WORK TO BE COMPLETED =
How many lines in the listing below include the word "placeholder"? Reply with the count alone.

Dataset items =
▶

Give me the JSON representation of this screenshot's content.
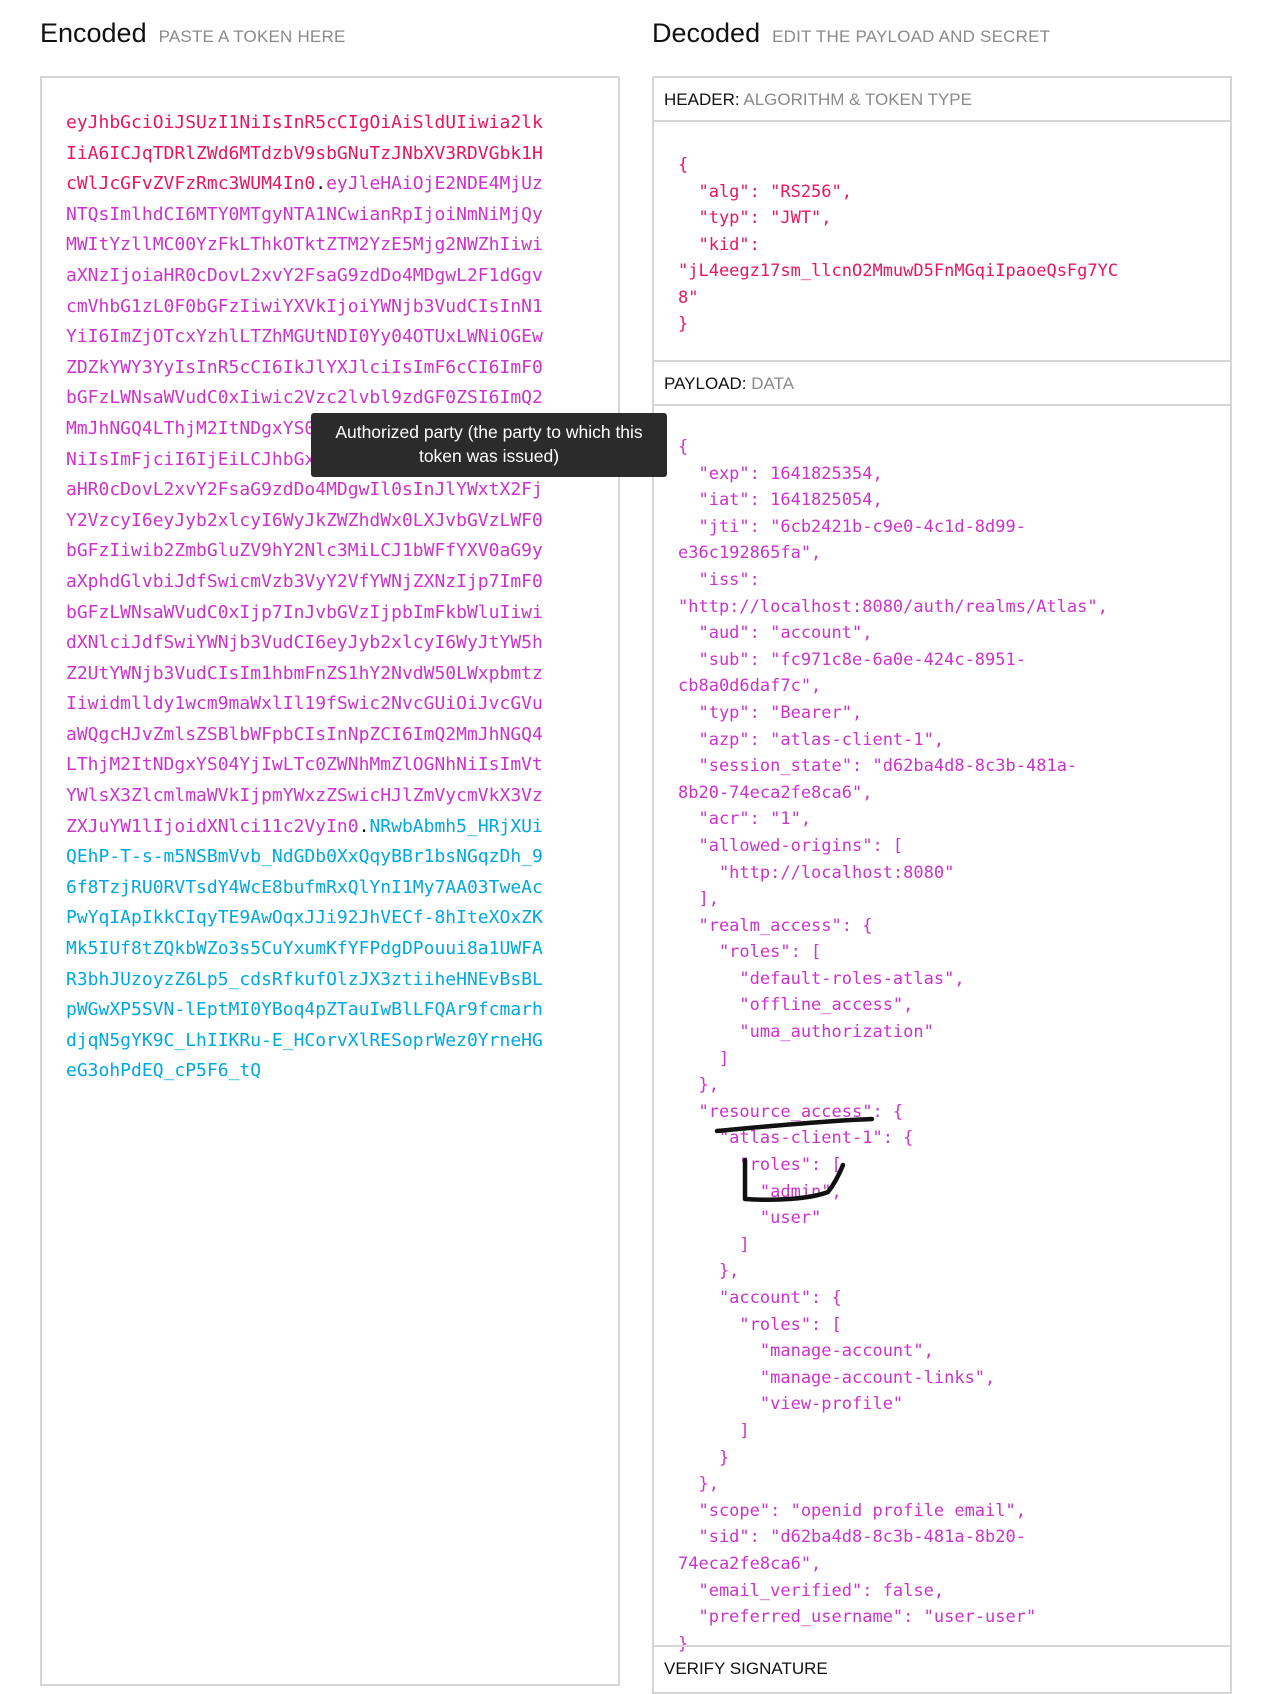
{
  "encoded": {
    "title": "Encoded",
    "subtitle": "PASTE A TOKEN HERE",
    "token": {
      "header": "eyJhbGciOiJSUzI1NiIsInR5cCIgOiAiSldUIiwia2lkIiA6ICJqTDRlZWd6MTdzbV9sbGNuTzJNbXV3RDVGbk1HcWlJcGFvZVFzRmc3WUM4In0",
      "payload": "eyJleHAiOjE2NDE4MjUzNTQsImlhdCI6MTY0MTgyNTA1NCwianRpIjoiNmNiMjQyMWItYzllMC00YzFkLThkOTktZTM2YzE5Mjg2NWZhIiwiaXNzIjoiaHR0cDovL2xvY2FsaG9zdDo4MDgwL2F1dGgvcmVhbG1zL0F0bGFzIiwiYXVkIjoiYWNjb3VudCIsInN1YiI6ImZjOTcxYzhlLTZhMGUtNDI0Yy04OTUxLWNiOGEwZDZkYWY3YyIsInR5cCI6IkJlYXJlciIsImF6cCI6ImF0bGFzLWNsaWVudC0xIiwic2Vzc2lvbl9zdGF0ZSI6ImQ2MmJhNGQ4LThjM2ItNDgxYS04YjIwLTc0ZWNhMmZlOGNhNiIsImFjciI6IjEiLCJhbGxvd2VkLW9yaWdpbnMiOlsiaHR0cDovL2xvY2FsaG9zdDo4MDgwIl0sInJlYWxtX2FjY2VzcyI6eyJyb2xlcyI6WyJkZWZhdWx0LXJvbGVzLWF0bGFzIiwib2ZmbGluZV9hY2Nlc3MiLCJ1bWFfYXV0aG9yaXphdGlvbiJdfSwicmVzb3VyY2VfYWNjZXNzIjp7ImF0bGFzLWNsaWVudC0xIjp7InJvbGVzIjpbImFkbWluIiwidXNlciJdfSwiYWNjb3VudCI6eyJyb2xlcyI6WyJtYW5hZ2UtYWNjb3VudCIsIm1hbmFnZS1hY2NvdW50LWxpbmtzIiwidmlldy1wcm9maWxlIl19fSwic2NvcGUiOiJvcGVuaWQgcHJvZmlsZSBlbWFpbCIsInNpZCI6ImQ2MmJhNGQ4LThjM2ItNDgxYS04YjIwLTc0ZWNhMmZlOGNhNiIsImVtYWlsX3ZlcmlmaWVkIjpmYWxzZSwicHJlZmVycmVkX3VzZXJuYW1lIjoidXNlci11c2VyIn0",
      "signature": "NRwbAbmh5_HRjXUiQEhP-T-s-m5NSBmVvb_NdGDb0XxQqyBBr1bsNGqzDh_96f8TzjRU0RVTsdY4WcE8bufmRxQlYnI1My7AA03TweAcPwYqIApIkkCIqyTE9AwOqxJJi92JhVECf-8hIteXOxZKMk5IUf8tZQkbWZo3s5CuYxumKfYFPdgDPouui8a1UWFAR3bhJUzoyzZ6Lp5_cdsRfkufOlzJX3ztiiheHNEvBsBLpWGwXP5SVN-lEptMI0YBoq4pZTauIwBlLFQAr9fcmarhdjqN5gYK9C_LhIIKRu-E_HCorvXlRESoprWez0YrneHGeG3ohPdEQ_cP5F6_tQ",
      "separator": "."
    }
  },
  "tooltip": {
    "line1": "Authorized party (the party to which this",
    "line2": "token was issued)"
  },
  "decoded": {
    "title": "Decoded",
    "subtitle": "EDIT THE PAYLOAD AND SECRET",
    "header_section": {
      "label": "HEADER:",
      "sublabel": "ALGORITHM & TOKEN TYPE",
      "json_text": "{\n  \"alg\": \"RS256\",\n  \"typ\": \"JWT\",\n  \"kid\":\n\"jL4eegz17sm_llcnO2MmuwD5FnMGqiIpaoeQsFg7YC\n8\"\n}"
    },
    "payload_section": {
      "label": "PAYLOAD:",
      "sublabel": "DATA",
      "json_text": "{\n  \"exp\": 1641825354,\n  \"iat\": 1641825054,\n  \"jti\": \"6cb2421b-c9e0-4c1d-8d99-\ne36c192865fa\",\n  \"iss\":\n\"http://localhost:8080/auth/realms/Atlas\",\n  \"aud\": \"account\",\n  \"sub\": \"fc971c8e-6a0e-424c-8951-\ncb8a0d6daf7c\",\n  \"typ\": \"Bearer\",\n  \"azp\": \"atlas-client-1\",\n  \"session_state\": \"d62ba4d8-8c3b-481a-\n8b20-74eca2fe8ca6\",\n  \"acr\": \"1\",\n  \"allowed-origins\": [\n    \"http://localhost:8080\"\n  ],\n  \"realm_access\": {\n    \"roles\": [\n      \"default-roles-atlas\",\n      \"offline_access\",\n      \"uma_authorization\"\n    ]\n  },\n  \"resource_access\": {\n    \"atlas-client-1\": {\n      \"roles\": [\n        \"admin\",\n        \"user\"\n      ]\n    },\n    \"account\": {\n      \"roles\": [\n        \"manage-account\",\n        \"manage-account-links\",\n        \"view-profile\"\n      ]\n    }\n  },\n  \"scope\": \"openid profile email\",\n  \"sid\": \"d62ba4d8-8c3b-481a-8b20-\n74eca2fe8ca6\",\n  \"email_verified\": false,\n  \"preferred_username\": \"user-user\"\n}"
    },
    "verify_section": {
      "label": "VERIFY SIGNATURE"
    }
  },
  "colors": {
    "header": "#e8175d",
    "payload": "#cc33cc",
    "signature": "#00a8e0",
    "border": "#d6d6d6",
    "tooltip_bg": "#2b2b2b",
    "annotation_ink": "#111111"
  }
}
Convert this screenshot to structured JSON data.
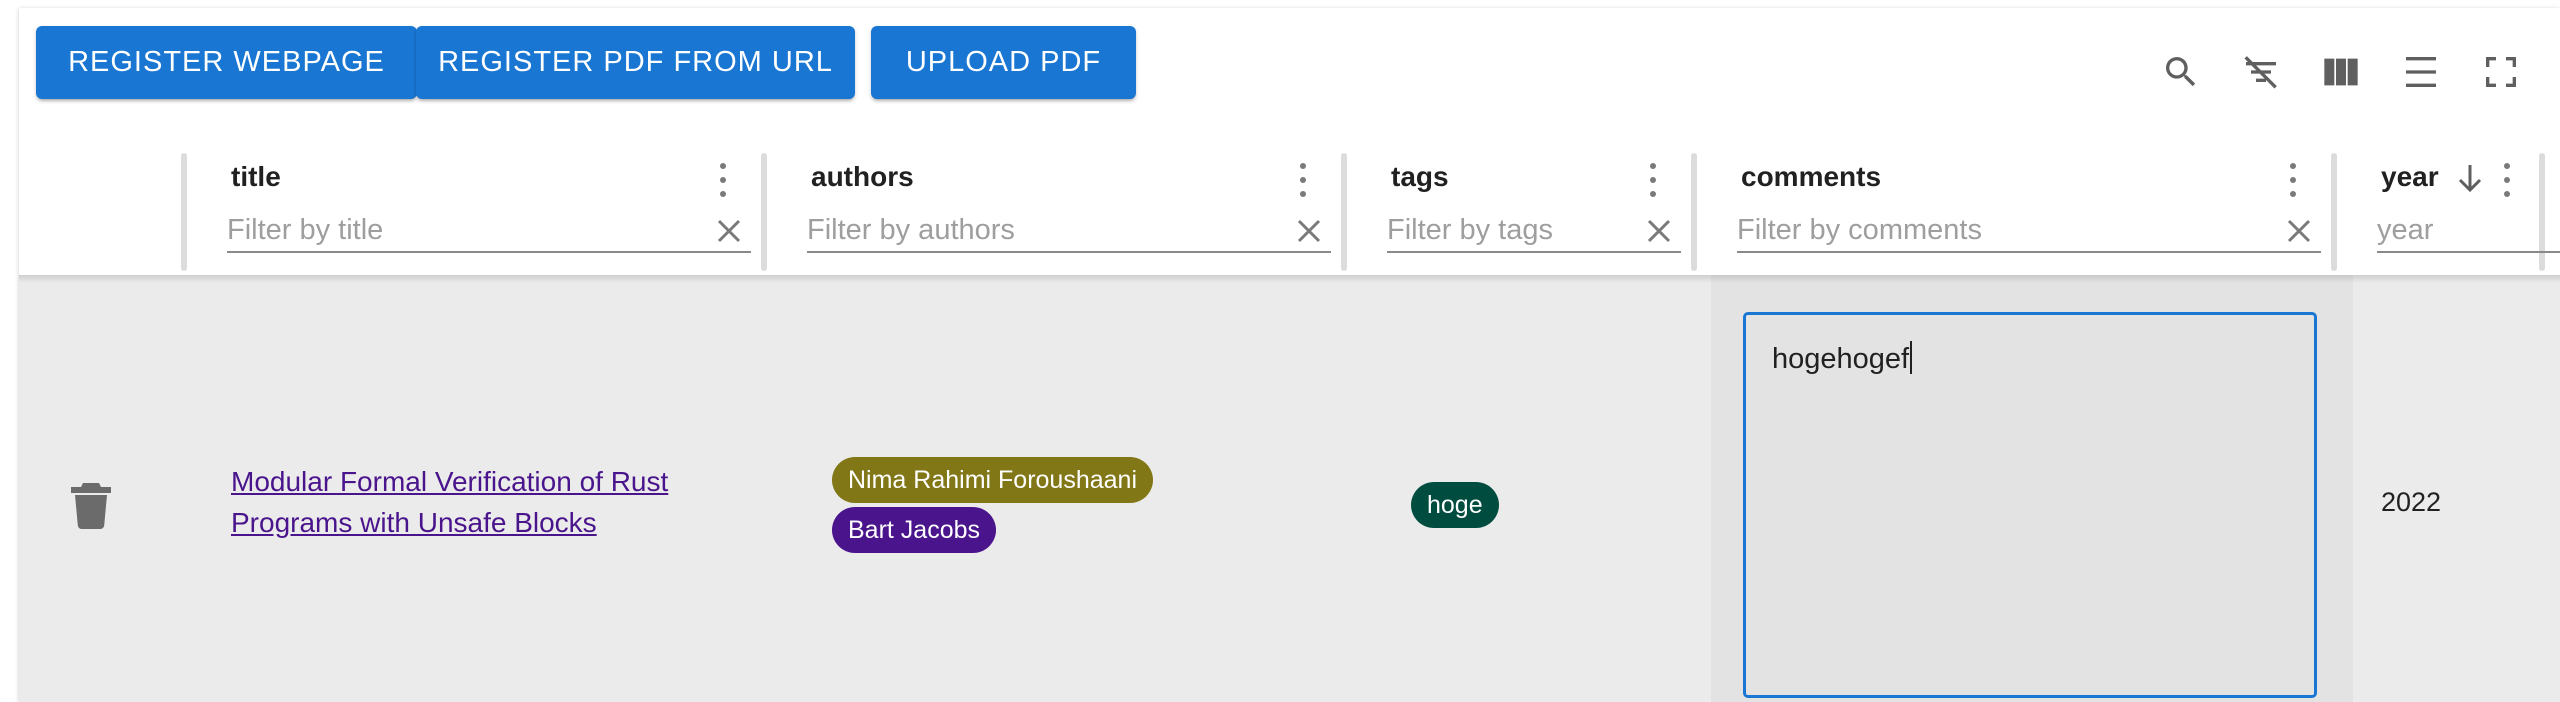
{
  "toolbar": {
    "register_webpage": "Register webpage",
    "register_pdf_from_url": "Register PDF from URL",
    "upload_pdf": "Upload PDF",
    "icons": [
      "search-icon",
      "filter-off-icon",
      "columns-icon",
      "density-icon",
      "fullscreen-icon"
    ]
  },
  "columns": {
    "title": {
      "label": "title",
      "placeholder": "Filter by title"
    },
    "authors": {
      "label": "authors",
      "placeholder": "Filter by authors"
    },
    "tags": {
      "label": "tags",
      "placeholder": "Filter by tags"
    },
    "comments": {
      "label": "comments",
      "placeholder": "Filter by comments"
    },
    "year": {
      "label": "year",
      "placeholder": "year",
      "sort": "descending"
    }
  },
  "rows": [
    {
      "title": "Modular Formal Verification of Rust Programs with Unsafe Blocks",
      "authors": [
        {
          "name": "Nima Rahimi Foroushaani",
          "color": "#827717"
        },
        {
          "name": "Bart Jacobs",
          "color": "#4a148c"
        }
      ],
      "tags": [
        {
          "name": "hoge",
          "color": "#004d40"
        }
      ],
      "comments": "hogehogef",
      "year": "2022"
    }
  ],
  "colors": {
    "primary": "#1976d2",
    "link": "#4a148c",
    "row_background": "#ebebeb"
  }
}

◀

COMPLETED TASK =
5